Recorded data:
>>>
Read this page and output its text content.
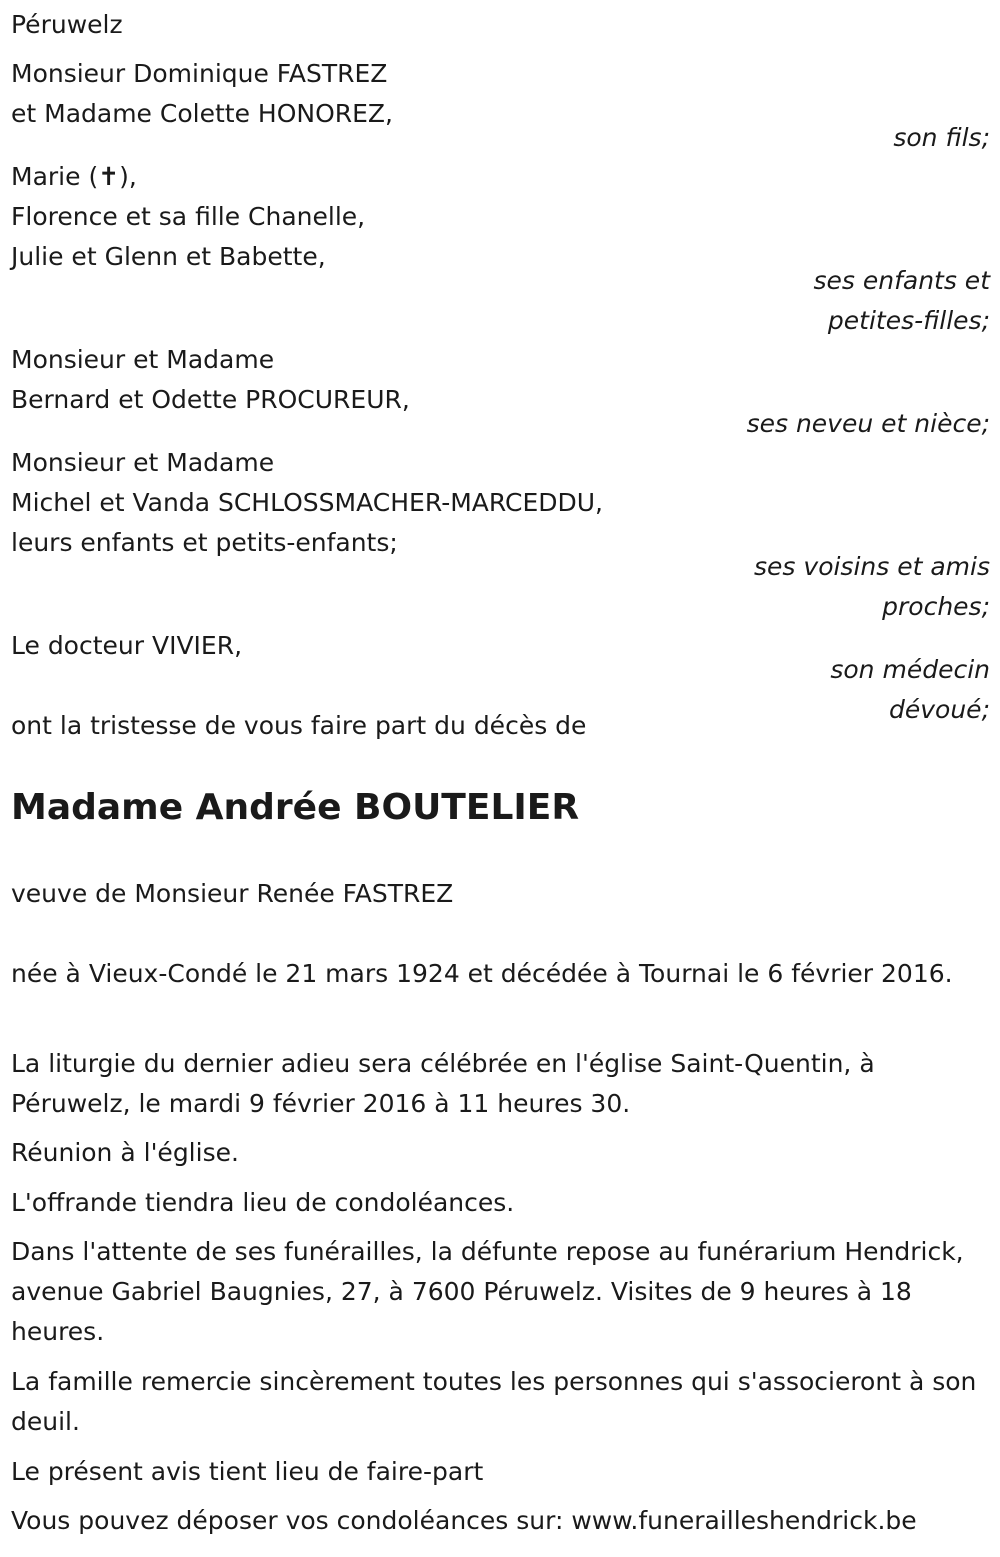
Péruwelz
Monsieur Dominique FASTREZ
et Madame Colette HONOREZ,
son fils;
Marie (✝),
Florence et sa fille Chanelle,
Julie et Glenn et Babette,
ses enfants et
petites-filles;
Monsieur et Madame
Bernard et Odette PROCUREUR,
ses neveu et nièce;
Monsieur et Madame
Michel et Vanda SCHLOSSMACHER-MARCEDDU,
leurs enfants et petits-enfants;
ses voisins et amis
proches;
Le docteur VIVIER,
son médecin
dévoué;
ont la tristesse de vous faire part du décès de
Madame Andrée BOUTELIER
veuve de Monsieur Renée FASTREZ
née à Vieux-Condé le 21 mars 1924 et décédée à Tournai le 6 février 2016.
La liturgie du dernier adieu sera célébrée en l'église Saint-Quentin, à Péruwelz, le mardi 9 février 2016 à 11 heures 30.
Réunion à l'église.
L'offrande tiendra lieu de condoléances.
Dans l'attente de ses funérailles, la défunte repose au funérarium Hendrick, avenue Gabriel Baugnies, 27, à 7600 Péruwelz. Visites de 9 heures à 18 heures.
La famille remercie sincèrement toutes les personnes qui s'associeront à son deuil.
Le présent avis tient lieu de faire-part
Vous pouvez déposer vos condoléances sur: www.funerailleshendrick.be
<<<
__Job__: Copy the entries above faithfully and omit every image.

__Output for this exercise__:
Read this page and output its text content.
Péruwelz
Monsieur Dominique FASTREZ
et Madame Colette HONOREZ,
son fils;
Marie (✝),
Florence et sa fille Chanelle,
Julie et Glenn et Babette,
ses enfants et
petites-filles;
Monsieur et Madame
Bernard et Odette PROCUREUR,
ses neveu et nièce;
Monsieur et Madame
Michel et Vanda SCHLOSSMACHER-MARCEDDU,
leurs enfants et petits-enfants;
ses voisins et amis
proches;
Le docteur VIVIER,
son médecin
dévoué;
ont la tristesse de vous faire part du décès de
Madame Andrée BOUTELIER
veuve de Monsieur Renée FASTREZ
née à Vieux-Condé le 21 mars 1924 et décédée à Tournai le 6 février 2016.
La liturgie du dernier adieu sera célébrée en l'église Saint-Quentin, à Péruwelz, le mardi 9 février 2016 à 11 heures 30.
Réunion à l'église.
L'offrande tiendra lieu de condoléances.
Dans l'attente de ses funérailles, la défunte repose au funérarium Hendrick, avenue Gabriel Baugnies, 27, à 7600 Péruwelz. Visites de 9 heures à 18 heures.
La famille remercie sincèrement toutes les personnes qui s'associeront à son deuil.
Le présent avis tient lieu de faire-part
Vous pouvez déposer vos condoléances sur: www.funerailleshendrick.be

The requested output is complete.